*Exercise instructions*
Would you retype all of these records exactly?

***

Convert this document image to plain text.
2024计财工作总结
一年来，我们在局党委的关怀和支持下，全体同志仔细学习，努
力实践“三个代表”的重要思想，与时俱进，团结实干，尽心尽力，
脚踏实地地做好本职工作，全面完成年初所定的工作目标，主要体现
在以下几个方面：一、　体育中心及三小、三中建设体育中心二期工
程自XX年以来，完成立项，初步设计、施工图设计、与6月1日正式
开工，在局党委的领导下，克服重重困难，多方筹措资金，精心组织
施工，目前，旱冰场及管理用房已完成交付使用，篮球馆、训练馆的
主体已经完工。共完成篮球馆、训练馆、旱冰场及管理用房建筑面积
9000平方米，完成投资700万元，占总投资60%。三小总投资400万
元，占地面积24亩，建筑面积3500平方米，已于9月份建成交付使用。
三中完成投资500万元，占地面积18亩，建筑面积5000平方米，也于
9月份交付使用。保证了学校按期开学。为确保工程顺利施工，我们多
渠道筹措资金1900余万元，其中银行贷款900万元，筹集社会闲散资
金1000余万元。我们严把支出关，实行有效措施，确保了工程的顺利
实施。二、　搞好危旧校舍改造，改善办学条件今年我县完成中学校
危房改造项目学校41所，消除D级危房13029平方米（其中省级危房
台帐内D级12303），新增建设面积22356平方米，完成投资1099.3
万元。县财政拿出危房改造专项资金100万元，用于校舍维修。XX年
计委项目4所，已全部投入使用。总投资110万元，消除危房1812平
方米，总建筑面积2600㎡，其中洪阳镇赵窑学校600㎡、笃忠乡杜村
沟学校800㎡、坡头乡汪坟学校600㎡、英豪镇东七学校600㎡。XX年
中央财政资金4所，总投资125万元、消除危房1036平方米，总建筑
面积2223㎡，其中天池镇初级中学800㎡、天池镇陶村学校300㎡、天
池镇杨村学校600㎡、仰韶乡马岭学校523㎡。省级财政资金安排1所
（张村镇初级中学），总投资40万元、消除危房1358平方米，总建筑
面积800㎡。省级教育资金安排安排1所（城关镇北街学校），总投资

***

*Task response*
Convert this document image to plain text.
2024计财工作总结
一年来，我们在局党委的关怀和支持下，全体同志仔细学习，努
力实践“三个代表”的重要思想，与时俱进，团结实干，尽心尽力，
脚踏实地地做好本职工作，全面完成年初所定的工作目标，主要体现
在以下几个方面：一、　体育中心及三小、三中建设体育中心二期工
程自XX年以来，完成立项，初步设计、施工图设计、与6月1日正式
开工，在局党委的领导下，克服重重困难，多方筹措资金，精心组织
施工，目前，旱冰场及管理用房已完成交付使用，篮球馆、训练馆的
主体已经完工。共完成篮球馆、训练馆、旱冰场及管理用房建筑面积
9000平方米，完成投资700万元，占总投资60%。三小总投资400万
元，占地面积24亩，建筑面积3500平方米，已于9月份建成交付使用。
三中完成投资500万元，占地面积18亩，建筑面积5000平方米，也于
9月份交付使用。保证了学校按期开学。为确保工程顺利施工，我们多
渠道筹措资金1900余万元，其中银行贷款900万元，筹集社会闲散资
金1000余万元。我们严把支出关，实行有效措施，确保了工程的顺利
实施。二、　搞好危旧校舍改造，改善办学条件今年我县完成中学校
危房改造项目学校41所，消除D级危房13029平方米（其中省级危房
台帐内D级12303），新增建设面积22356平方米，完成投资1099.3
万元。县财政拿出危房改造专项资金100万元，用于校舍维修。XX年
计委项目4所，已全部投入使用。总投资110万元，消除危房1812平
方米，总建筑面积2600㎡，其中洪阳镇赵窑学校600㎡、笃忠乡杜村
沟学校800㎡、坡头乡汪坟学校600㎡、英豪镇东七学校600㎡。XX年
中央财政资金4所，总投资125万元、消除危房1036平方米，总建筑
面积2223㎡，其中天池镇初级中学800㎡、天池镇陶村学校300㎡、天
池镇杨村学校600㎡、仰韶乡马岭学校523㎡。省级财政资金安排1所
（张村镇初级中学），总投资40万元、消除危房1358平方米，总建筑
面积800㎡。省级教育资金安排安排1所（城关镇北街学校），总投资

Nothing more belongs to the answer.